YOUR TASK:
Retype everything in the listing, leaving each line exactly as it is.

※

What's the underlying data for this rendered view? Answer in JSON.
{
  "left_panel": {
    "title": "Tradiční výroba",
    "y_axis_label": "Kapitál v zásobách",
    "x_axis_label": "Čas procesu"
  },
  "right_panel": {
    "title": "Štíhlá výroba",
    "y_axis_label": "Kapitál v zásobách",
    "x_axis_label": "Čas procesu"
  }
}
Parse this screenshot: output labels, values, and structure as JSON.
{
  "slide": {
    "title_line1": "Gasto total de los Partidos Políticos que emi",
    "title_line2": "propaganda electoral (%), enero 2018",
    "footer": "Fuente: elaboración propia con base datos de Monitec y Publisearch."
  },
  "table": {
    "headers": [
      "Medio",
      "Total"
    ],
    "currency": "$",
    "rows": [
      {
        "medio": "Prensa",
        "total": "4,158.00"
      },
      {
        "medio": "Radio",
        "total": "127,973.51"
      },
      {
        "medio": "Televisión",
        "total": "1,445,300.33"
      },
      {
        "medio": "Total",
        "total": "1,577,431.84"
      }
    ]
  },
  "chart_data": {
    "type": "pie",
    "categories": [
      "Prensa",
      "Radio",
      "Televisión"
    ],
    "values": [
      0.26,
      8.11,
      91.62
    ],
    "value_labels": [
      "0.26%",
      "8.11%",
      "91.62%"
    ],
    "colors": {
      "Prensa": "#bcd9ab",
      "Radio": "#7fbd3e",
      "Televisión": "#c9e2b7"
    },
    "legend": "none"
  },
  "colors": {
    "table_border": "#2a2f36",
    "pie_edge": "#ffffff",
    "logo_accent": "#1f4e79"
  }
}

※

REPLY TO THE EXERCISE:
What's the underlying data for this rendered view? Answer in JSON.
{
  "left_panel": {
    "title": "Tradiční výroba",
    "y_axis_label": "Kapitál v zásobách",
    "x_axis_label": "Čas procesu"
  },
  "right_panel": {
    "title": "Štíhlá výroba",
    "y_axis_label": "Kapitál v zásobách",
    "x_axis_label": "Čas procesu"
  }
}
Parse this screenshot: output labels, values, and structure as JSON.
{
  "slide": {
    "title_line1": "Gasto total de los Partidos Políticos que emi",
    "title_line2": "propaganda electoral (%), enero 2018",
    "footer": "Fuente: elaboración propia con base datos de Monitec y Publisearch."
  },
  "table": {
    "headers": [
      "Medio",
      "Total"
    ],
    "currency": "$",
    "rows": [
      {
        "medio": "Prensa",
        "total": "4,158.00"
      },
      {
        "medio": "Radio",
        "total": "127,973.51"
      },
      {
        "medio": "Televisión",
        "total": "1,445,300.33"
      },
      {
        "medio": "Total",
        "total": "1,577,431.84"
      }
    ]
  },
  "chart_data": {
    "type": "pie",
    "categories": [
      "Prensa",
      "Radio",
      "Televisión"
    ],
    "values": [
      0.26,
      8.11,
      91.62
    ],
    "value_labels": [
      "0.26%",
      "8.11%",
      "91.62%"
    ],
    "colors": {
      "Prensa": "#bcd9ab",
      "Radio": "#7fbd3e",
      "Televisión": "#c9e2b7"
    },
    "legend": "none"
  },
  "colors": {
    "table_border": "#2a2f36",
    "pie_edge": "#ffffff",
    "logo_accent": "#1f4e79"
  }
}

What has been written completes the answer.